Gather every line from the entries below that includes "Wait".

◆ Exercise material ◆
-------

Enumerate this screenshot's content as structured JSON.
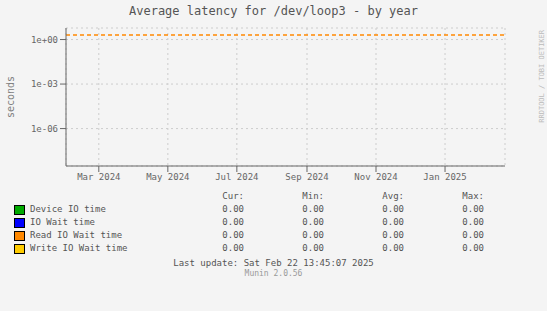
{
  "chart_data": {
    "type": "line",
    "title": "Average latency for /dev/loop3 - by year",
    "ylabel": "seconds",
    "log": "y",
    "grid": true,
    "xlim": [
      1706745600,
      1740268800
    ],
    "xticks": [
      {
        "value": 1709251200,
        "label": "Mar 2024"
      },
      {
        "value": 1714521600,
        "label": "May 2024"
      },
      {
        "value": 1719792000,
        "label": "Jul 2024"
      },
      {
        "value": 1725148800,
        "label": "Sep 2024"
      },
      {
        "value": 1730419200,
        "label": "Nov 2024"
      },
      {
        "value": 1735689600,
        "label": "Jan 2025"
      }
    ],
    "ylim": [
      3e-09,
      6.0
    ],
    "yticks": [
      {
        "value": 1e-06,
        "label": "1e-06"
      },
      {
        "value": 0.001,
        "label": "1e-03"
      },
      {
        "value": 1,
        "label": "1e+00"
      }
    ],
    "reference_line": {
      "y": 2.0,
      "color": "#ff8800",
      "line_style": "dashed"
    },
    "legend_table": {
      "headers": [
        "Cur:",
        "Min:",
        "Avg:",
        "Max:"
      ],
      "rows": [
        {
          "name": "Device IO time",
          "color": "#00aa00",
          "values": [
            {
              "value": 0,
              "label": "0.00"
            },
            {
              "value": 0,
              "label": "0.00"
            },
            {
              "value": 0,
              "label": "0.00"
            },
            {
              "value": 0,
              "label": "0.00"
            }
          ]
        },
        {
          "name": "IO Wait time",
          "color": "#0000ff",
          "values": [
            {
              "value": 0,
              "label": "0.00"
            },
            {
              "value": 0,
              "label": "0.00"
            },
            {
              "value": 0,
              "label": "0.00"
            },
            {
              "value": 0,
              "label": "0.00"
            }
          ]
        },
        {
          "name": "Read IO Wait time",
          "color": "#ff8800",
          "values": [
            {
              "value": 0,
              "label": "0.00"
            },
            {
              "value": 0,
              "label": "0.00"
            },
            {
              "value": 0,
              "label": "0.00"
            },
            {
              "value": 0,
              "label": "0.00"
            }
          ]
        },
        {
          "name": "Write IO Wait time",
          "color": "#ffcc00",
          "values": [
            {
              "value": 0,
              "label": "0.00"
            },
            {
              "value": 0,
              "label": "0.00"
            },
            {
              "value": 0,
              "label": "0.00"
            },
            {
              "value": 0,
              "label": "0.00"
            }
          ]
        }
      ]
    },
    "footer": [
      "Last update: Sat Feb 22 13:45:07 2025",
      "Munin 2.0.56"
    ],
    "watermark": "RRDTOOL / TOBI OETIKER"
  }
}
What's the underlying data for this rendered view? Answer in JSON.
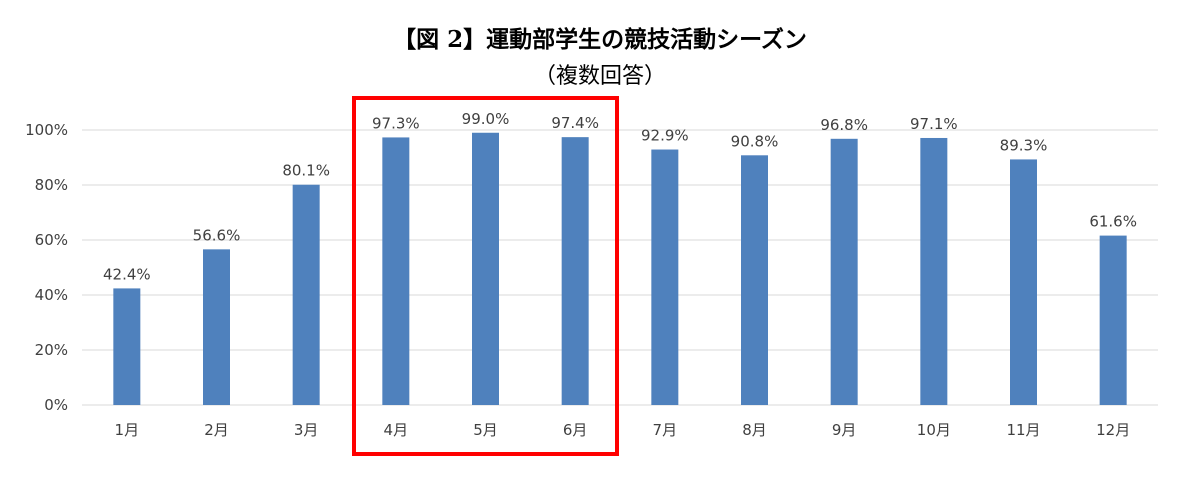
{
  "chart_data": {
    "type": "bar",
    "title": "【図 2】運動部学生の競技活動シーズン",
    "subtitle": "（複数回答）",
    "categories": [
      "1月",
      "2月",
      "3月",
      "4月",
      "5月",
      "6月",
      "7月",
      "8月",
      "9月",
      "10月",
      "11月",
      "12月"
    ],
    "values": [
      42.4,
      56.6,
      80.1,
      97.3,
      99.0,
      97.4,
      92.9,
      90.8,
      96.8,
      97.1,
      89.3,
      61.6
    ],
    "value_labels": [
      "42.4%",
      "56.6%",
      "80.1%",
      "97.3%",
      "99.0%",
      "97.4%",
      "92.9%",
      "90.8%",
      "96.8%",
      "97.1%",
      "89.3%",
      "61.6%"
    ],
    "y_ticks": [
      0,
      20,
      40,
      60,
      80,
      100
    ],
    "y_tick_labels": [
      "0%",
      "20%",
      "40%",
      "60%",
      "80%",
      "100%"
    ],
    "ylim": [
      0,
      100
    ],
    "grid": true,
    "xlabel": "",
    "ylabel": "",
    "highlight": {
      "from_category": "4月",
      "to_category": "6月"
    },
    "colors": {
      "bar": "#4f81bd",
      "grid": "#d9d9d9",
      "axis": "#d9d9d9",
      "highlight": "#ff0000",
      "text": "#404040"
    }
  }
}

-------

◆ Reply ◆
          "name": "IO Wait time",
          "name": "Read IO Wait time",
          "name": "Write IO Wait time",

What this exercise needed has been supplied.